Extracted records:
______________________________
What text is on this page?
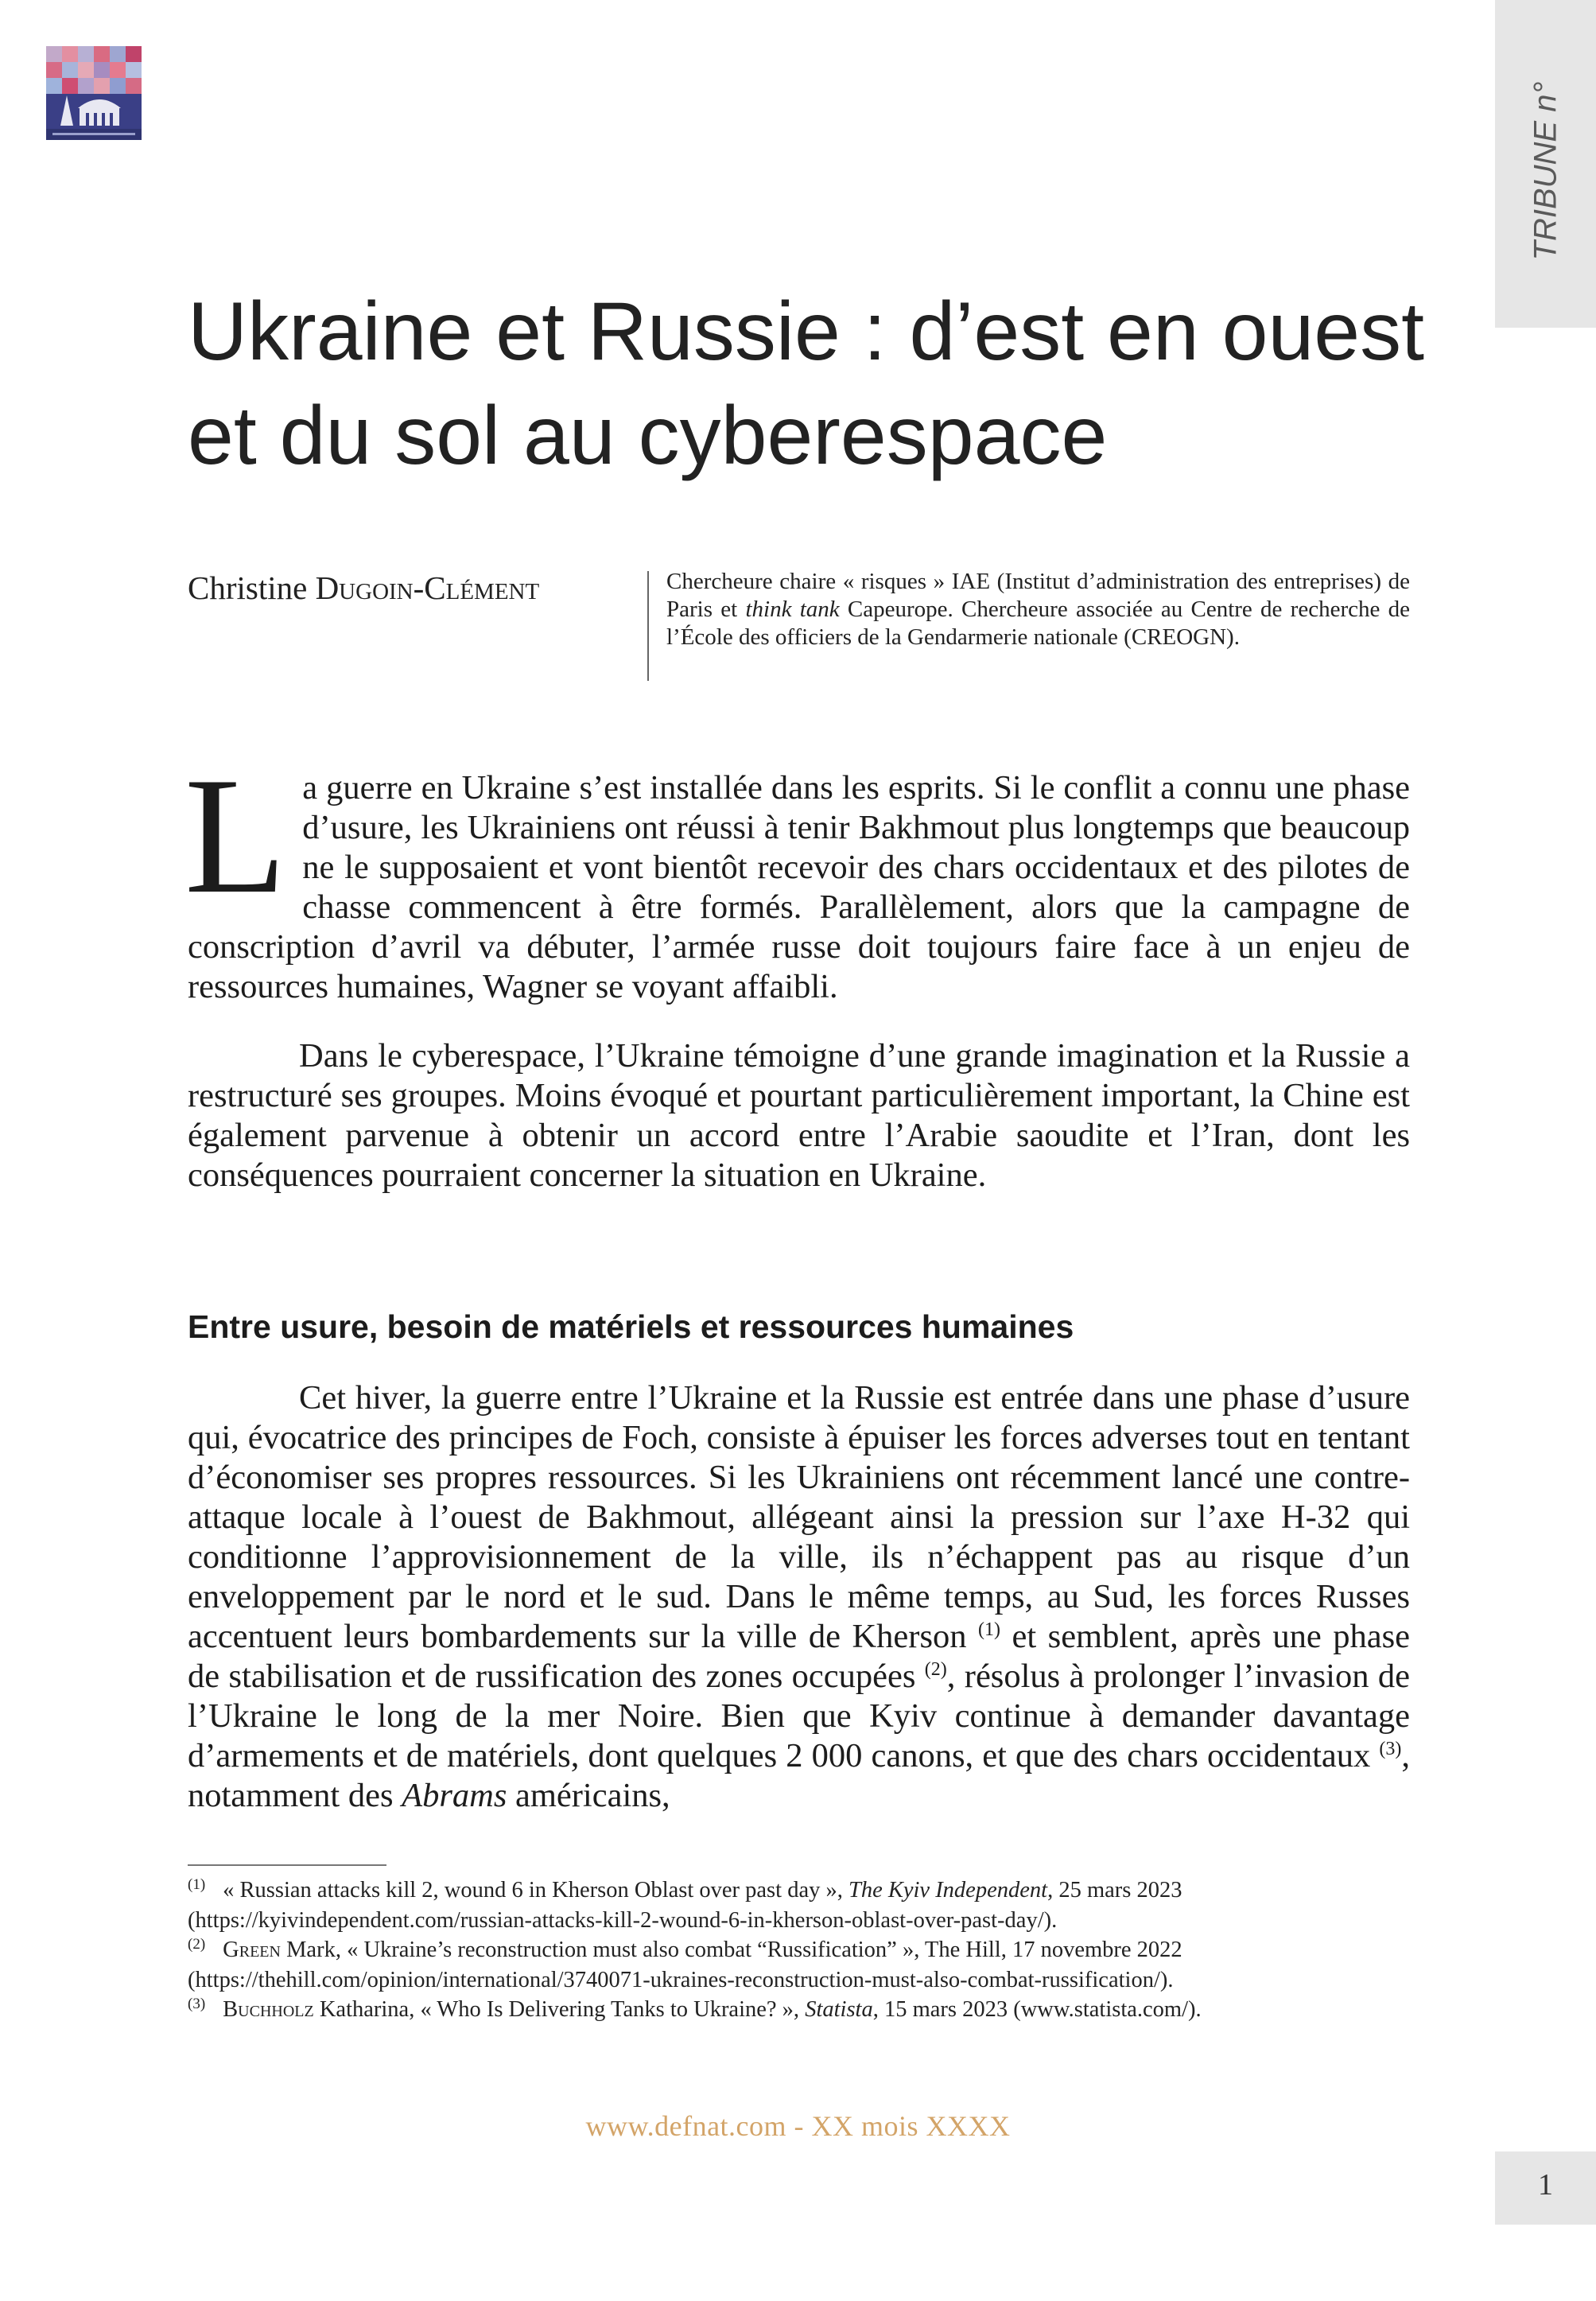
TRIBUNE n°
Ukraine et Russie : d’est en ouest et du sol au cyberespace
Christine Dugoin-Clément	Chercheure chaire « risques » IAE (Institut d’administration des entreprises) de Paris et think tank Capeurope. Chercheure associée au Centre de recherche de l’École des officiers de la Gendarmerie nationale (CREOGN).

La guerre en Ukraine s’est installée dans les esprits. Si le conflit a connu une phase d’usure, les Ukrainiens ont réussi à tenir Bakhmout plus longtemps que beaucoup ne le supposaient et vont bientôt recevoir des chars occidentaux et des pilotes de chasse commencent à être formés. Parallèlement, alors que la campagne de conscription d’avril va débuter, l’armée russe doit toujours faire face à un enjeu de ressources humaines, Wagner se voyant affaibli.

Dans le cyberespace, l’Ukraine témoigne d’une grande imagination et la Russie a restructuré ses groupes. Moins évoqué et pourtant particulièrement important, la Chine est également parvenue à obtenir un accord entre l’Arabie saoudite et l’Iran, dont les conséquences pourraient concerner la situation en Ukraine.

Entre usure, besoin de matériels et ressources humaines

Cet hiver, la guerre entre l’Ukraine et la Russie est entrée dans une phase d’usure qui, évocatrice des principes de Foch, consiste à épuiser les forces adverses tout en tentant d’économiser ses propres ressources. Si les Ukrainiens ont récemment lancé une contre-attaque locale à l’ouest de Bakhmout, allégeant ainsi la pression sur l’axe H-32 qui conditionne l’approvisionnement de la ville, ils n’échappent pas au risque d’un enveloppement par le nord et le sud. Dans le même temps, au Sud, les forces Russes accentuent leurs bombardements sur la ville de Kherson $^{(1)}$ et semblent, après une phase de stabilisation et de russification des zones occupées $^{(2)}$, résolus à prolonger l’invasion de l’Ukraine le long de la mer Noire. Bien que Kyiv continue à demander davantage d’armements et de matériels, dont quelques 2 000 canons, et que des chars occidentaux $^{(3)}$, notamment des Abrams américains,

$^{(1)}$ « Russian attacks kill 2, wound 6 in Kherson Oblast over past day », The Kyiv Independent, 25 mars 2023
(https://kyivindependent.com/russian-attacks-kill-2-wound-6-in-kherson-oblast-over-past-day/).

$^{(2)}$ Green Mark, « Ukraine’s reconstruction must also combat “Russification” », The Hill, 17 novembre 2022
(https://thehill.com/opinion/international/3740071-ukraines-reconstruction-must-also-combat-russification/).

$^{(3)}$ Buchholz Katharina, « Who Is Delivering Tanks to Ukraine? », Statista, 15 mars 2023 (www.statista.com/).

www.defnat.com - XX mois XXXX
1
______________________________
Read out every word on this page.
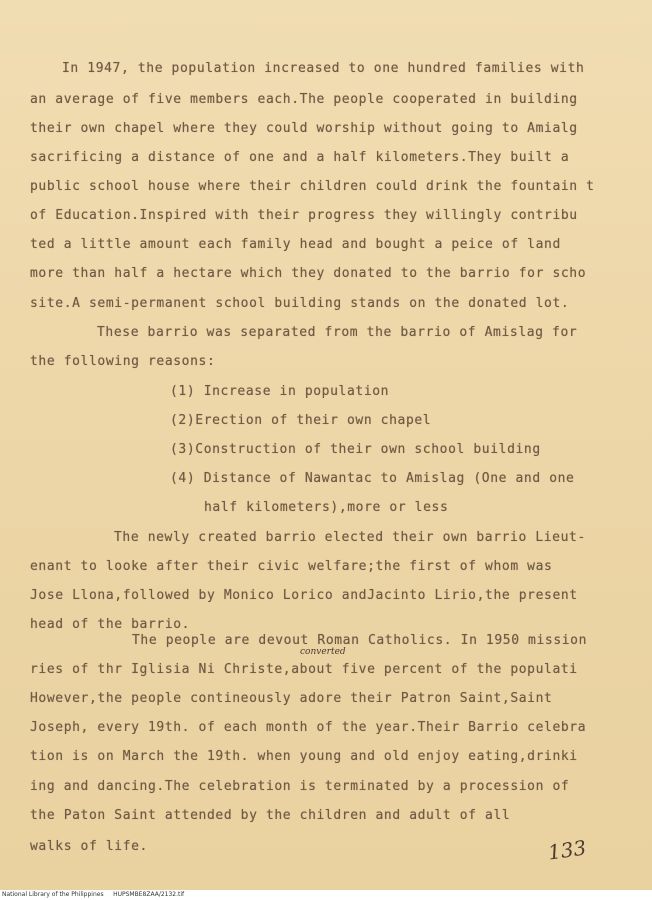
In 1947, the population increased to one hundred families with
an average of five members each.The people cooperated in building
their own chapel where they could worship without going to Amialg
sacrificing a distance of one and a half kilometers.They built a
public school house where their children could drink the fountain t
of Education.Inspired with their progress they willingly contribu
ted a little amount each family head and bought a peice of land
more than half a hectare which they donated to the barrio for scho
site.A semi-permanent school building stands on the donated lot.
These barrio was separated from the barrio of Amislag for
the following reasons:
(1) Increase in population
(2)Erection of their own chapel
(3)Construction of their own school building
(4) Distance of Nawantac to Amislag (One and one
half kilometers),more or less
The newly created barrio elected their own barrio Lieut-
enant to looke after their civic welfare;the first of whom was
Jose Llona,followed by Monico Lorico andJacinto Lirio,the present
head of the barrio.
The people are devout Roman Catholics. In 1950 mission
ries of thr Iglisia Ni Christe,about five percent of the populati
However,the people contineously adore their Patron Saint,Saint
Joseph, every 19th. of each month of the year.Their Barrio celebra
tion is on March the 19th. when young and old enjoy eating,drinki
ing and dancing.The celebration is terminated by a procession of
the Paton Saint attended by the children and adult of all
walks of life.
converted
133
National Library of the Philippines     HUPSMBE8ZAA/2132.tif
______________________________
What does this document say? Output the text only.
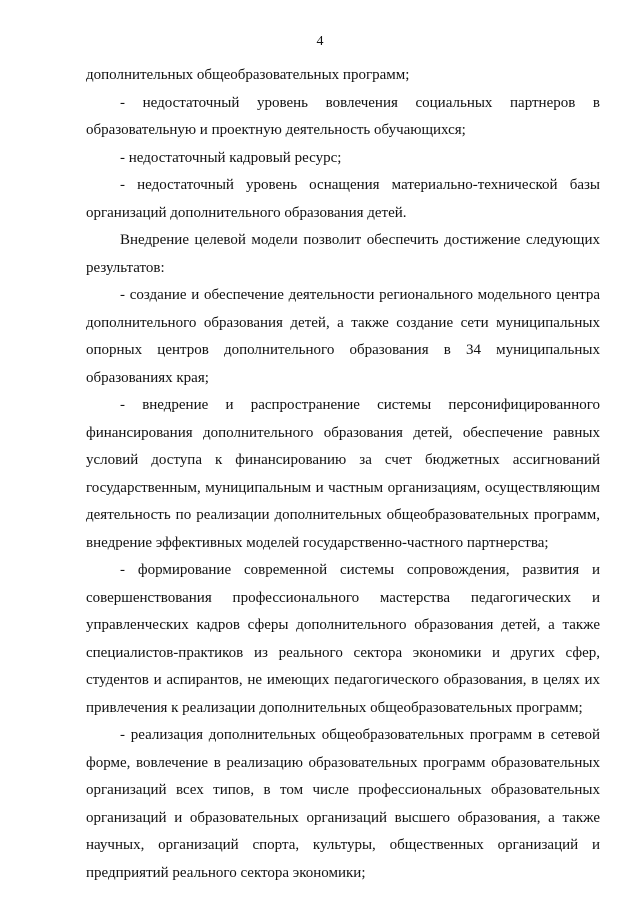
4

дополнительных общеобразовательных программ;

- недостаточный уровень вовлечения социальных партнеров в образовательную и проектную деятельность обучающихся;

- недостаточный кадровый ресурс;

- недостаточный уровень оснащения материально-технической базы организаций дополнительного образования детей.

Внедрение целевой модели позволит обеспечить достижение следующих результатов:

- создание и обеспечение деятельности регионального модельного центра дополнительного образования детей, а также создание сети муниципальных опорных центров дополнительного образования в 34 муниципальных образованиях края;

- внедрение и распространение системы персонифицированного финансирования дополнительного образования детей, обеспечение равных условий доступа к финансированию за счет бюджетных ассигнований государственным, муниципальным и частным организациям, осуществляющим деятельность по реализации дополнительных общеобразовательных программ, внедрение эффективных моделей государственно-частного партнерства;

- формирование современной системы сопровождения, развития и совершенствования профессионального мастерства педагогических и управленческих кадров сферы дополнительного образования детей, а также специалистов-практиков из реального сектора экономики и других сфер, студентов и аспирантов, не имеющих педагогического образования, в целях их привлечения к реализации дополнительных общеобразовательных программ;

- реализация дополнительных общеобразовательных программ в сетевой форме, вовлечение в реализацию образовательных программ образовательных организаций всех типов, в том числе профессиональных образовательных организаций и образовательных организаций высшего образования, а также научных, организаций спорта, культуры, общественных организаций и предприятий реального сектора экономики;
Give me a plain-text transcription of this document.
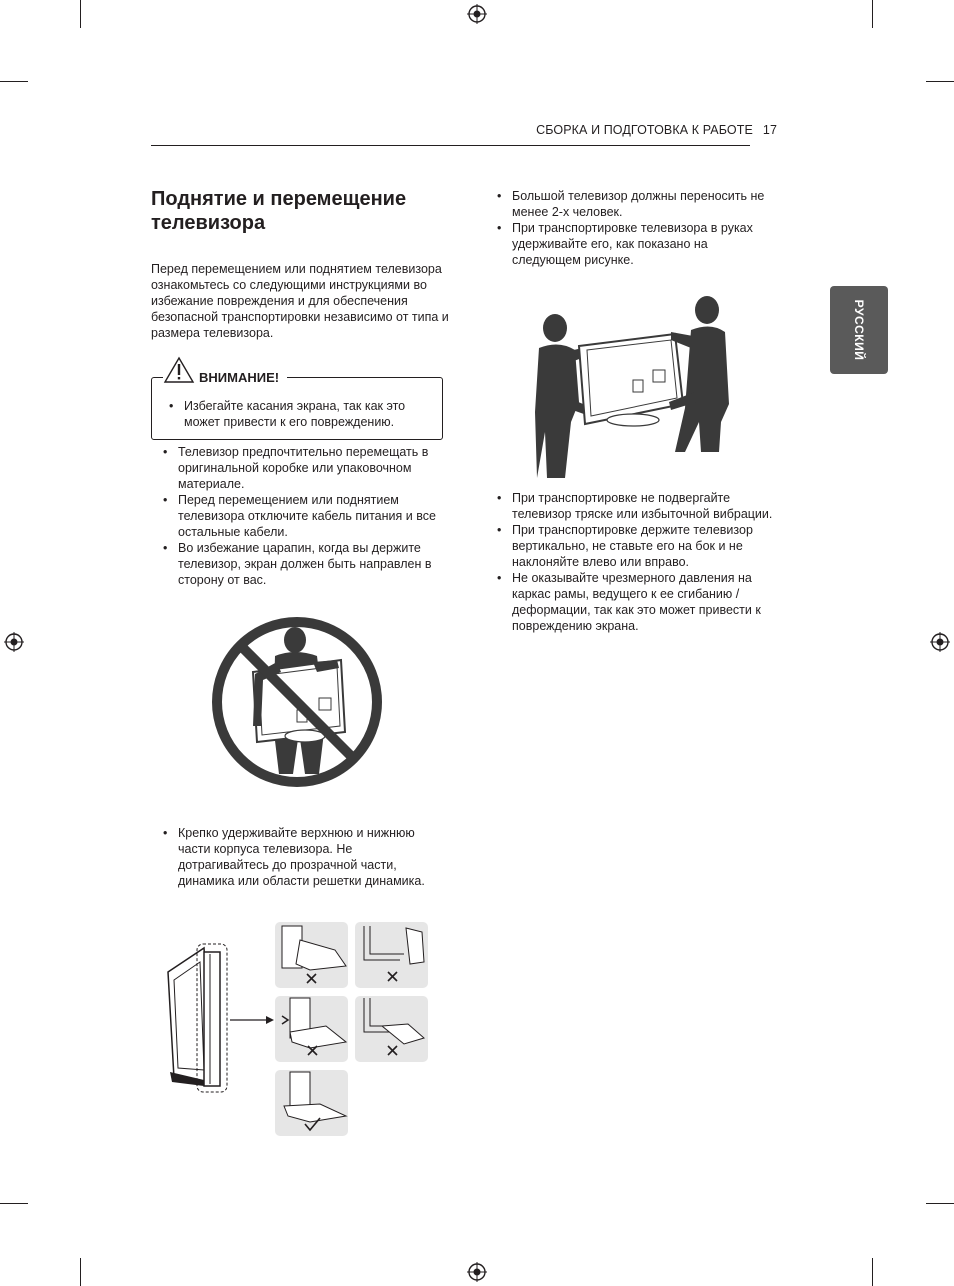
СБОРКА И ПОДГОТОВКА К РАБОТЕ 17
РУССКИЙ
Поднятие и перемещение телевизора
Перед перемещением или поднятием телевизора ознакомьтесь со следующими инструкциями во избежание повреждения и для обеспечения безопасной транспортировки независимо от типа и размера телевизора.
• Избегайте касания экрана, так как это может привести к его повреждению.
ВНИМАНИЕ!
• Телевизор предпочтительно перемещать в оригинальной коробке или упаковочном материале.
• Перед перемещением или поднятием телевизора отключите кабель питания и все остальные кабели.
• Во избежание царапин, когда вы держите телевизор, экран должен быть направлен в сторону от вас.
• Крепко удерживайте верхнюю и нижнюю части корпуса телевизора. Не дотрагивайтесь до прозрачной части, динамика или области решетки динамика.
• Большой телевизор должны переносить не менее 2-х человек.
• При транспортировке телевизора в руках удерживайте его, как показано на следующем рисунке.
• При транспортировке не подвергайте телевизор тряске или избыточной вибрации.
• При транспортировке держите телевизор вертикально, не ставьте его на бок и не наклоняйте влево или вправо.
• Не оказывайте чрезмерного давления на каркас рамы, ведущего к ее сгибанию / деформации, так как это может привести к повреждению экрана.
______________________________
Description of the task:
Check every line for "document" and show the ones that have it.

Full output:
What does this document say? Output the text only.
Give me a plain-text transcription of this document.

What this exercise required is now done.